§ **Short exercise**:
Work through the data and report how many lines include the string "Amount", giving the number alone.

§ **Input data**:
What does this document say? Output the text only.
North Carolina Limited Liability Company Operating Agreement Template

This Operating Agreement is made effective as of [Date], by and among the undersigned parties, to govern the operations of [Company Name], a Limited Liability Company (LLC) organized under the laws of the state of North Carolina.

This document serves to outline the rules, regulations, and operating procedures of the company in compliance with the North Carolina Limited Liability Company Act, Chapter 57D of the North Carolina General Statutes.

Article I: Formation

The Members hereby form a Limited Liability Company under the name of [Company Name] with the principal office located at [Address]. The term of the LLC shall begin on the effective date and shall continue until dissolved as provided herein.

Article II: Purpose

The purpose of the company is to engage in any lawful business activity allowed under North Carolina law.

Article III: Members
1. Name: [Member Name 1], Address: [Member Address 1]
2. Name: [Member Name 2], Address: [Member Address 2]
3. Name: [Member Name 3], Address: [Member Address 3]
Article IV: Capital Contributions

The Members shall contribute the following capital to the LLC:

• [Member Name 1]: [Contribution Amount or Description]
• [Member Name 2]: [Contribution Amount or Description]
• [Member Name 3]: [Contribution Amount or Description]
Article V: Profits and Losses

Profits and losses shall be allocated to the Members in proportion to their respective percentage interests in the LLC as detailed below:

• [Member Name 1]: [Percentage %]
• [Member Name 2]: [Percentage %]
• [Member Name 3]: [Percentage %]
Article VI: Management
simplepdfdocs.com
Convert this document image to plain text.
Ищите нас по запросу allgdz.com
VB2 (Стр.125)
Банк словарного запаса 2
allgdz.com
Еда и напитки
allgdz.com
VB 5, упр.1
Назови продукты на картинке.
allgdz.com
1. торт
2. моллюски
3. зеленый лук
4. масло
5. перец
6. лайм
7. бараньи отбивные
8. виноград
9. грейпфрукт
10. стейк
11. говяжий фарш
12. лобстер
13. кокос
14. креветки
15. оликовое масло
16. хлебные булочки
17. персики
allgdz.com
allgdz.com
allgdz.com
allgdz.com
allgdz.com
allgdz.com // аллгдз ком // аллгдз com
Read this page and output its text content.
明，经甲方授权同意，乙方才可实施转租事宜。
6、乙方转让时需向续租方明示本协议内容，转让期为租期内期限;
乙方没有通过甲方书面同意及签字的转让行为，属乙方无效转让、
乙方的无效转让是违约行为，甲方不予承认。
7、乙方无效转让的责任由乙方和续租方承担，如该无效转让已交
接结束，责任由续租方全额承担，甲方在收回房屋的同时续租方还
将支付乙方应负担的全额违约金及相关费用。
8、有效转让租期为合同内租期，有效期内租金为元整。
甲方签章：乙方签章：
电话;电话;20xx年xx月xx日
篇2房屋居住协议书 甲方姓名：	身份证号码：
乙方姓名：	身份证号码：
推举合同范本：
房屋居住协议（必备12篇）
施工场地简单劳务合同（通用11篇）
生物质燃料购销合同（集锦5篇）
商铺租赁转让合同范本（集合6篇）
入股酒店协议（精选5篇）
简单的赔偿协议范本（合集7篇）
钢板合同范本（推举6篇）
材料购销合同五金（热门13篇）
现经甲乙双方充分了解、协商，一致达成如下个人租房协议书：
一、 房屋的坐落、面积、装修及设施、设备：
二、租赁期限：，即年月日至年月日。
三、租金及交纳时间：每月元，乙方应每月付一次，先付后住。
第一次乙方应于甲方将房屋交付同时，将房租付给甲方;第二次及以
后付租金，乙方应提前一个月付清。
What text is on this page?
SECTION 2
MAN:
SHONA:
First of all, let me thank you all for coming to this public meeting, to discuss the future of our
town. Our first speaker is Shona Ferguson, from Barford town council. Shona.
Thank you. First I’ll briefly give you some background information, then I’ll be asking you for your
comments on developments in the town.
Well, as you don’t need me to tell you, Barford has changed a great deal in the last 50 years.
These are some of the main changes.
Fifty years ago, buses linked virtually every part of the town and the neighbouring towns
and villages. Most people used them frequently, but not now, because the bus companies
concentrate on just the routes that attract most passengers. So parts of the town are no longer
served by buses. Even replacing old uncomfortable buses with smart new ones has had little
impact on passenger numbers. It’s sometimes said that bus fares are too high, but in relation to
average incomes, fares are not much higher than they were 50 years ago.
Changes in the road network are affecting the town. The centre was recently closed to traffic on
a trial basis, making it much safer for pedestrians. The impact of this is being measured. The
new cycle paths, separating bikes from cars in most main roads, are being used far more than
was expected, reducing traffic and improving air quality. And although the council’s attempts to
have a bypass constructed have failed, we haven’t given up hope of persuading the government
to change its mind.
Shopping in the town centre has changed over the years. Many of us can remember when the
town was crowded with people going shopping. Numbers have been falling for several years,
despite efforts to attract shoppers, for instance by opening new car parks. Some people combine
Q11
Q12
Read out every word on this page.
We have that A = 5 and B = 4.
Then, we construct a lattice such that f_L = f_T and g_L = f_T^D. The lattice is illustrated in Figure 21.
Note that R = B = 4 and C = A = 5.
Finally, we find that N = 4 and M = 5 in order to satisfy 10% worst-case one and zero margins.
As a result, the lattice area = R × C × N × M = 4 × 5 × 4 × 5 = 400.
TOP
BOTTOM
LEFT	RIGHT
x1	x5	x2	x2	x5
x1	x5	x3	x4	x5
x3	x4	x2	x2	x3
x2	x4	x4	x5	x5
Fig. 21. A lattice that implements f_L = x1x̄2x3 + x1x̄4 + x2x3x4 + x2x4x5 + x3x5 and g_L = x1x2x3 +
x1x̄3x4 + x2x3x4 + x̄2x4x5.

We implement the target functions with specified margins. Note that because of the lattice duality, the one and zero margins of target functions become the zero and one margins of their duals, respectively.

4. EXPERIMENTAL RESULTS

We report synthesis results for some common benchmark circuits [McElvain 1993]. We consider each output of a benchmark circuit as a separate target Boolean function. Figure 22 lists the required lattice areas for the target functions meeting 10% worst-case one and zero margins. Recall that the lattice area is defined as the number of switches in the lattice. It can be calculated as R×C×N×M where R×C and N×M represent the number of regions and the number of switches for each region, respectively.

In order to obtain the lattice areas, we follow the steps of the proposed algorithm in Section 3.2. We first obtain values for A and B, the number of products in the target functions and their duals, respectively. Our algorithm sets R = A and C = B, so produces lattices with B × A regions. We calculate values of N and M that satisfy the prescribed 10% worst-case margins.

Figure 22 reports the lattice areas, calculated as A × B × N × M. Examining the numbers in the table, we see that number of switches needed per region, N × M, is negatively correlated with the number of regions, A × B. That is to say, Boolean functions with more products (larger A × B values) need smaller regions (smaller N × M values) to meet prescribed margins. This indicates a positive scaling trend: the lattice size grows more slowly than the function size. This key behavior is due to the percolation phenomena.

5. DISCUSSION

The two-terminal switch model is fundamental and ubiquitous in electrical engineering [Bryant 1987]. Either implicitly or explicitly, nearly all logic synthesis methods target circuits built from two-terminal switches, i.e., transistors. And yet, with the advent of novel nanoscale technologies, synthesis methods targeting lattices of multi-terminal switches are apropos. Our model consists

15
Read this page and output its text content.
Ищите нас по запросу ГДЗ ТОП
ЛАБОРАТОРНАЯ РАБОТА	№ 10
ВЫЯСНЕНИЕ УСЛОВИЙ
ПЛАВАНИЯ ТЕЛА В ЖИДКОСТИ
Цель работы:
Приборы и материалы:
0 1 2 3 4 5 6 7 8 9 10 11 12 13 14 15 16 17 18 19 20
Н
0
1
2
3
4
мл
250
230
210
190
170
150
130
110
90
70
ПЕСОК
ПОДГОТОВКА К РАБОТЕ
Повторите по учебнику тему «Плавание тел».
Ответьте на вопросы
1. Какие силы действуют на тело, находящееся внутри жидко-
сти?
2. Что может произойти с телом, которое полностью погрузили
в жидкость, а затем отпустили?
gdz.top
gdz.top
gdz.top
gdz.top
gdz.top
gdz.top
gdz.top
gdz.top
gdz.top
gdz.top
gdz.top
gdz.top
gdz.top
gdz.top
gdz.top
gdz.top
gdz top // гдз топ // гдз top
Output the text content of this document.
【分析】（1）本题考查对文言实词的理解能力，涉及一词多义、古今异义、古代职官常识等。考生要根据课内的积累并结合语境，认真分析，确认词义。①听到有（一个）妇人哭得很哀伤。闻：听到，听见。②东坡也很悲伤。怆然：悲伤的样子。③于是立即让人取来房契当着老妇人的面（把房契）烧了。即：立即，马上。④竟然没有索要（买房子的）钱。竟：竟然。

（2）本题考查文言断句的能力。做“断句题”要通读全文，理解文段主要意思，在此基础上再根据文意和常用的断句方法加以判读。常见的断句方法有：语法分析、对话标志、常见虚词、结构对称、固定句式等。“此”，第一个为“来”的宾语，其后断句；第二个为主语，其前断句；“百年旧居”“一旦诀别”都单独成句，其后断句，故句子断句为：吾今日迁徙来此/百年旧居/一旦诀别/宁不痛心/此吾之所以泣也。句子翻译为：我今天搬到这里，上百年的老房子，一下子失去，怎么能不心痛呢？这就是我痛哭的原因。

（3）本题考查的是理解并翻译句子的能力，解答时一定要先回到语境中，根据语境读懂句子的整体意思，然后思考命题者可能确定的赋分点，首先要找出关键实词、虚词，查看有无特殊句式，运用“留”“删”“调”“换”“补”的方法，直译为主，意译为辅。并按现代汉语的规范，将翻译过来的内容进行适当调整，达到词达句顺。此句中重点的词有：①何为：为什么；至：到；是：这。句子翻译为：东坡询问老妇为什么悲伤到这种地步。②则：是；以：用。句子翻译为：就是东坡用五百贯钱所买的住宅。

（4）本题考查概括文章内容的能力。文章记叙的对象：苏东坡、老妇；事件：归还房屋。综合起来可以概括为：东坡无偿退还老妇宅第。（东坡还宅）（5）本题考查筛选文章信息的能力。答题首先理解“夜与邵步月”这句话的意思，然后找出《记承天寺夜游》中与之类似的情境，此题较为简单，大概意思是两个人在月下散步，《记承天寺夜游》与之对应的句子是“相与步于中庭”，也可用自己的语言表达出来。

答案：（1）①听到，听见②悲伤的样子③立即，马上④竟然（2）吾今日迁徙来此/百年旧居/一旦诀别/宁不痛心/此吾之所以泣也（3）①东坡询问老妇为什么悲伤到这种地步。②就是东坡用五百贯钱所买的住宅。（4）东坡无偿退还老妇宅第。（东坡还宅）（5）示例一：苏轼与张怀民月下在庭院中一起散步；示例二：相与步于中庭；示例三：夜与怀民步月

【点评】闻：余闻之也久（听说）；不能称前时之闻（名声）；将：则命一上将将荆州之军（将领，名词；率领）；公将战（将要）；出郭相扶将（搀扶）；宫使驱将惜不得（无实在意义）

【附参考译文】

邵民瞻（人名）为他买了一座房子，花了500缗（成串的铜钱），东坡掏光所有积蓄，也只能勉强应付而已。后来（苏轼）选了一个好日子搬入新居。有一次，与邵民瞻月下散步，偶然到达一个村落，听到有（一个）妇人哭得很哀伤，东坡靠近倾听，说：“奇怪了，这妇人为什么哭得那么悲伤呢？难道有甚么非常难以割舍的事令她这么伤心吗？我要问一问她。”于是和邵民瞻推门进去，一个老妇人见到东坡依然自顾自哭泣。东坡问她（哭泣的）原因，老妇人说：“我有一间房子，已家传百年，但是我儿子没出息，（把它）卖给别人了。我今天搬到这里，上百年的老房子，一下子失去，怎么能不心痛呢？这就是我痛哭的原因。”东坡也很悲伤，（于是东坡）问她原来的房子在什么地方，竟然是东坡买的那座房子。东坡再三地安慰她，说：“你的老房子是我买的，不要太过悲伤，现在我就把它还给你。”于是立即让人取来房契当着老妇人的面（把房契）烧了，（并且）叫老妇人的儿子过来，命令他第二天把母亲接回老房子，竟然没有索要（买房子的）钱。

§ **Exercise result**:
3